§ **TÂCHE COURTE 1**
D'après l'extrait sur le pagne, pourquoi un pagne nommé peut-il exister en plusieurs couleurs tout en gardant le même nom ? Répondez en une à trois phrases.

§ **EXTRAIT DU TEXTE**
Ainsi, on ne peut parler d’une ‘tradition ’véritable mais de l’adoption et de l’adaptation d’un textile créé pour la demande locale.
La fabrication du wax est donc l’amalgame de techniques d’origine indonésienne, hollandaise, et ouest-africaine
De ce fait, on distingue deux catégories de pagne : le tissu pagne imprimé et le tissu pagne tissé qui est un moyen d’expression culturelle regroupant la tradition les pratiques populaires, comme ici chez nous le kita, où les tissés des tisserands de Korhogo.
C’est ainsi que l’on décèle plusieurs types.
Mais seuls le Bogolan dont l’utilisation est la plus courante de nos jours et est dessiné par les femmes maliennes, tandis que le wax hollandais tissu le plus arboré par les femmes en Afrique et le Woodin qui s’étend jusqu’à l’ameublement, sont les plus reconnus dans le monde.
EXPRESSIONS DES CULTURES, DES TRADITIONS, D’UNE AFRICANITÉ AFFIRMÉE
Le pagne devient une expression multiculturelle, et surtout chez nous en Côte d’Ivoire depuis plusieurs années maintenant. On l’utilise dans nos tenues vestimentaires pour tous les jours, pour aller au bureau, au travail, en promenade, ou dans des cérémonies. C’est également un tissu qui se veut unisexe.
Les messages et les noms que on lui attribue, se réfèrent à la vie quotidienne, la modernisation, la culture populaire ou aux relations conjugales. Un pagne devient un classique lorsqu’il est nommé ; il est alors incontournable, et doit figurer dans une garde-robe qui se respecte.
Par ailleurs, ces pagnes servent la continuité régionale dans le pays : un pagne classique se décline en plusieurs variantes de couleurs. Les préférences varient selon la région, les couleurs latérites sont plus répandues dans le nord, tandis que les couleurs vives dominent dans le sud. Puisque le nom se réfère au motif, et non à la couleur, un pagne nommé est comme une chanson populaire : il marque son époque, devient une référence commune.
MODERNITÉ
Tout le monde se met au pagne, les grands couturiers et stylistes africain, comme Pathé O, Diop, Aya Konan, mais aussi le couturier libano-ivoirien Elie Kuamé y taille les silhouettes échancrées de ses « hyper-femmes », ainsi qu’une collection pour les 170 ans du groupe Vlisco.

§ **TÂCHE COURTE 2**
Réécrivez sous forme de liste numérotée les lignes du listing qui vont de son début jusqu'à la ligne contenant "left-tick-label: 100 <box>51 286 76 303</box>", cette dernière incluse. Omettez les lignes vides.

§ **ENREGISTREMENTS DE DONNÉES**
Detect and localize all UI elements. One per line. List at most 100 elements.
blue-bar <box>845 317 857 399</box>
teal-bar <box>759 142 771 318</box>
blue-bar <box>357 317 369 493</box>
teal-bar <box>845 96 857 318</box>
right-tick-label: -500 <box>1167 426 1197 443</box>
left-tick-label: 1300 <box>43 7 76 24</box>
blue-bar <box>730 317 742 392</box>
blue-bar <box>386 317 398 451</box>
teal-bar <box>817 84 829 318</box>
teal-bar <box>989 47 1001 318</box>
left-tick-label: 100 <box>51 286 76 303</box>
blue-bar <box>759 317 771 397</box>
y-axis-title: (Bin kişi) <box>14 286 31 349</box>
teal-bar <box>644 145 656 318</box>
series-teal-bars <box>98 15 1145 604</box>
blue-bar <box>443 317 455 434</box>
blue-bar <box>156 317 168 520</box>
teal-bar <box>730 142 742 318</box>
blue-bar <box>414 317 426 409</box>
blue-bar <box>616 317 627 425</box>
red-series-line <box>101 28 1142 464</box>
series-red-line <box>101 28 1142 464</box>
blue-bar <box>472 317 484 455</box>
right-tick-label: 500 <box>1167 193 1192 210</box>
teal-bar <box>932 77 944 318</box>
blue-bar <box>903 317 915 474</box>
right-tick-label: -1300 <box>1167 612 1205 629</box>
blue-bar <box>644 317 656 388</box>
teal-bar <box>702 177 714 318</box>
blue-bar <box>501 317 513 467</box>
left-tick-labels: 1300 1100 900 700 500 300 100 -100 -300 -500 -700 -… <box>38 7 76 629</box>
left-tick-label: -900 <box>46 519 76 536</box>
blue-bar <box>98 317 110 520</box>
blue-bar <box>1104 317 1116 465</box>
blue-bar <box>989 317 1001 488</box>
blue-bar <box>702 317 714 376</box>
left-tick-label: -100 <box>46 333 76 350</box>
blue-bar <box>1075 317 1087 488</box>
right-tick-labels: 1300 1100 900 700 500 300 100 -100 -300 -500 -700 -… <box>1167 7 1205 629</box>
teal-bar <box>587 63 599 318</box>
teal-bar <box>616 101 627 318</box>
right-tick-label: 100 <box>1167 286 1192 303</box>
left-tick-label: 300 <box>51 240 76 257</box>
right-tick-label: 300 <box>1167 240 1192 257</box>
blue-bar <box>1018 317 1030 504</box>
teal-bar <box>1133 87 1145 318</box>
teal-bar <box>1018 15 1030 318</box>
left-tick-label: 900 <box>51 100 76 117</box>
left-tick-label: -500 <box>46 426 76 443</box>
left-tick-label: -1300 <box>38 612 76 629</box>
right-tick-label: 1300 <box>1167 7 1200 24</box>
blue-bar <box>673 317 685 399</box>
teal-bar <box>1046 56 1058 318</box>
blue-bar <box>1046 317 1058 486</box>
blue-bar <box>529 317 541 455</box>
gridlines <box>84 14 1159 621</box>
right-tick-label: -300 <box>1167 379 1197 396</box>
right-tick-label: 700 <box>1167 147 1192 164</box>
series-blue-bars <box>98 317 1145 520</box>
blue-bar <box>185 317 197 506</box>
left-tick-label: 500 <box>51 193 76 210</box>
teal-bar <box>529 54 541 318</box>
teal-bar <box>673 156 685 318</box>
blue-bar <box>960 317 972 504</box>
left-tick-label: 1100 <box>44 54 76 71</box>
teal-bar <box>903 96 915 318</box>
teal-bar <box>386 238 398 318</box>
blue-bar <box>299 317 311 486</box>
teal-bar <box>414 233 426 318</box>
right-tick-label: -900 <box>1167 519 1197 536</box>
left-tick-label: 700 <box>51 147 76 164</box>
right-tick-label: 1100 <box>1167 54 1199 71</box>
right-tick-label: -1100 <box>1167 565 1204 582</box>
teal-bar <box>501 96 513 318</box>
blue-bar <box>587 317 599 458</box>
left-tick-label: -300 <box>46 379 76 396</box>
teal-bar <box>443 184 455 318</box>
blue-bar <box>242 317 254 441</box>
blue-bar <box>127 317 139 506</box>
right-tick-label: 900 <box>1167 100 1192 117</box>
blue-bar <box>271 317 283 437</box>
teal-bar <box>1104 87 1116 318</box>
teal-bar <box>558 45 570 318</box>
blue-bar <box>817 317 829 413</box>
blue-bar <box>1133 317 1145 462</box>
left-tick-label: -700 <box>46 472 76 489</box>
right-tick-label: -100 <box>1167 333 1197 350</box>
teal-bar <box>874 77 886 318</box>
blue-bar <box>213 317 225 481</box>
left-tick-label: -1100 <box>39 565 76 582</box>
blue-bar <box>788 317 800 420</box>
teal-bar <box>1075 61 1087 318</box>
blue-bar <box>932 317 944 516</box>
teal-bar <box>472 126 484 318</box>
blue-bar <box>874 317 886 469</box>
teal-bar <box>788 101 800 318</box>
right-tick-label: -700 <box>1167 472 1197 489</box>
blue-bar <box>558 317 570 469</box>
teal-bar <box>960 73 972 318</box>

§ **RÉPONSE COMPLÈTE 1**
Le nom d'un pagne se réfère à son motif et non à sa couleur. Un pagne classique peut donc se décliner en plusieurs variantes de couleurs, par exemple des couleurs latérites dans le nord ou des couleurs vives dans le sud, sans perdre son nom.

§ **RÉPONSE COMPLÈTE 2**
1. Detect and localize all UI elements. One per line. List at most 100 elements.
2. blue-bar <box>845 317 857 399</box>
3. teal-bar <box>759 142 771 318</box>
4. blue-bar <box>357 317 369 493</box>
5. teal-bar <box>845 96 857 318</box>
6. right-tick-label: -500 <box>1167 426 1197 443</box>
7. left-tick-label: 1300 <box>43 7 76 24</box>
8. blue-bar <box>730 317 742 392</box>
9. blue-bar <box>386 317 398 451</box>
10. teal-bar <box>817 84 829 318</box>
11. teal-bar <box>989 47 1001 318</box>
12. left-tick-label: 100 <box>51 286 76 303</box>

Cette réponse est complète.